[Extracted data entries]
_ _ _ _ _

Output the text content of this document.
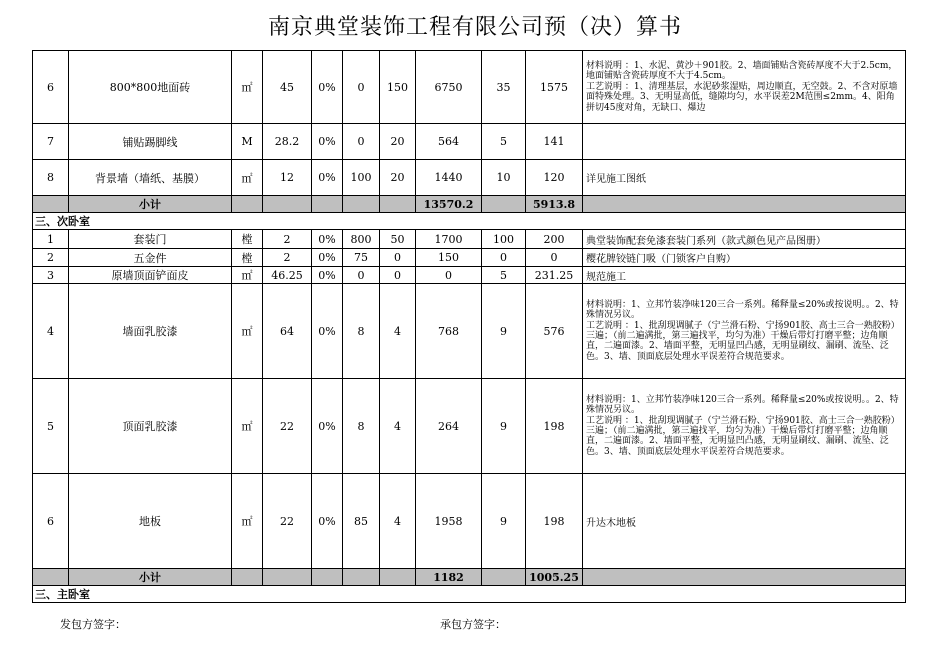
南京典堂装饰工程有限公司预（决）算书
6	800*800地面砖	㎡	45	0%	0	150	6750	35	1575	材料说明 ：1、水泥、黄沙＋901胶。2、墙面铺贴含瓷砖厚度不大于2.5cm，地面铺贴含瓷砖厚度不大于4.5cm。
工艺说明 ：1、清理基层，水泥砂浆湿贴，周边顺直，无空鼓。2、不含对原墙面特殊处理。3、无明显高低，缝隙均匀，水平误差2M范围≤2mm。4、阳角拼切45度对角，无缺口、爆边
7	铺贴踢脚线	M	28.2	0%	0	20	564	5	141	
8	背景墙（墙纸、基膜）	㎡	12	0%	100	20	1440	10	120	详见施工图纸
	小计						13570.2		5913.8	
三、次卧室										
1	套装门	樘	2	0%	800	50	1700	100	200	典堂装饰配套免漆套装门系列（款式颜色见产品图册）
2	五金件	樘	2	0%	75	0	150	0	0	樱花牌铰链门吸（门锁客户自购）
3	原墙顶面铲面皮	㎡	46.25	0%	0	0	0	5	231.25	规范施工
4	墙面乳胶漆	㎡	64	0%	8	4	768	9	576	材料说明：1、立邦竹装净味120三合一系列。稀释量≤20%或按说明。。2、特殊情况另议。
工艺说明 ：1、批刮现调腻子（宁兰滑石粉、宁扬901胶、高士三合一熟胶粉）三遍；（前二遍满批，第三遍找平，均匀为准）干燥后带灯打磨平整；边角顺直，二遍面漆。2、墙面平整，无明显凹凸感，无明显刷纹、漏刷、流坠、泛色。3、墙、顶面底层处理水平误差符合规范要求。
5	顶面乳胶漆	㎡	22	0%	8	4	264	9	198	材料说明：1、立邦竹装净味120三合一系列。稀释量≤20%或按说明。。2、特殊情况另议。
工艺说明 ：1、批刮现调腻子（宁兰滑石粉、宁扬901胶、高士三合一熟胶粉）三遍；（前二遍满批，第三遍找平，均匀为准）干燥后带灯打磨平整；边角顺直，二遍面漆。2、墙面平整，无明显凹凸感，无明显刷纹、漏刷、流坠、泛色。3、墙、顶面底层处理水平误差符合规范要求。
6	地板	㎡	22	0%	85	4	1958	9	198	升达木地板
	小计						1182		1005.25	
三、主卧室										
发包方签字：	承包方签字：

_ _ _ _ _

• **Written problem**
Copy all of the entries verbatim, leaving out any pictures they contain.

• **The solution**
Output the text content of this document.
南京典堂装饰工程有限公司预（决）算书
6	800*800地面砖	㎡	45	0%	0	150	6750	35	1575	材料说明 ：1、水泥、黄沙＋901胶。2、墙面铺贴含瓷砖厚度不大于2.5cm，地面铺贴含瓷砖厚度不大于4.5cm。
工艺说明 ：1、清理基层，水泥砂浆湿贴，周边顺直，无空鼓。2、不含对原墙面特殊处理。3、无明显高低，缝隙均匀，水平误差2M范围≤2mm。4、阳角拼切45度对角，无缺口、爆边
7	铺贴踢脚线	M	28.2	0%	0	20	564	5	141	
8	背景墙（墙纸、基膜）	㎡	12	0%	100	20	1440	10	120	详见施工图纸
	小计						13570.2		5913.8	
三、次卧室										
1	套装门	樘	2	0%	800	50	1700	100	200	典堂装饰配套免漆套装门系列（款式颜色见产品图册）
2	五金件	樘	2	0%	75	0	150	0	0	樱花牌铰链门吸（门锁客户自购）
3	原墙顶面铲面皮	㎡	46.25	0%	0	0	0	5	231.25	规范施工
4	墙面乳胶漆	㎡	64	0%	8	4	768	9	576	材料说明：1、立邦竹装净味120三合一系列。稀释量≤20%或按说明。。2、特殊情况另议。
工艺说明 ：1、批刮现调腻子（宁兰滑石粉、宁扬901胶、高士三合一熟胶粉）三遍；（前二遍满批，第三遍找平，均匀为准）干燥后带灯打磨平整；边角顺直，二遍面漆。2、墙面平整，无明显凹凸感，无明显刷纹、漏刷、流坠、泛色。3、墙、顶面底层处理水平误差符合规范要求。
5	顶面乳胶漆	㎡	22	0%	8	4	264	9	198	材料说明：1、立邦竹装净味120三合一系列。稀释量≤20%或按说明。。2、特殊情况另议。
工艺说明 ：1、批刮现调腻子（宁兰滑石粉、宁扬901胶、高士三合一熟胶粉）三遍；（前二遍满批，第三遍找平，均匀为准）干燥后带灯打磨平整；边角顺直，二遍面漆。2、墙面平整，无明显凹凸感，无明显刷纹、漏刷、流坠、泛色。3、墙、顶面底层处理水平误差符合规范要求。
6	地板	㎡	22	0%	85	4	1958	9	198	升达木地板
	小计						1182		1005.25	
三、主卧室										
发包方签字：	承包方签字：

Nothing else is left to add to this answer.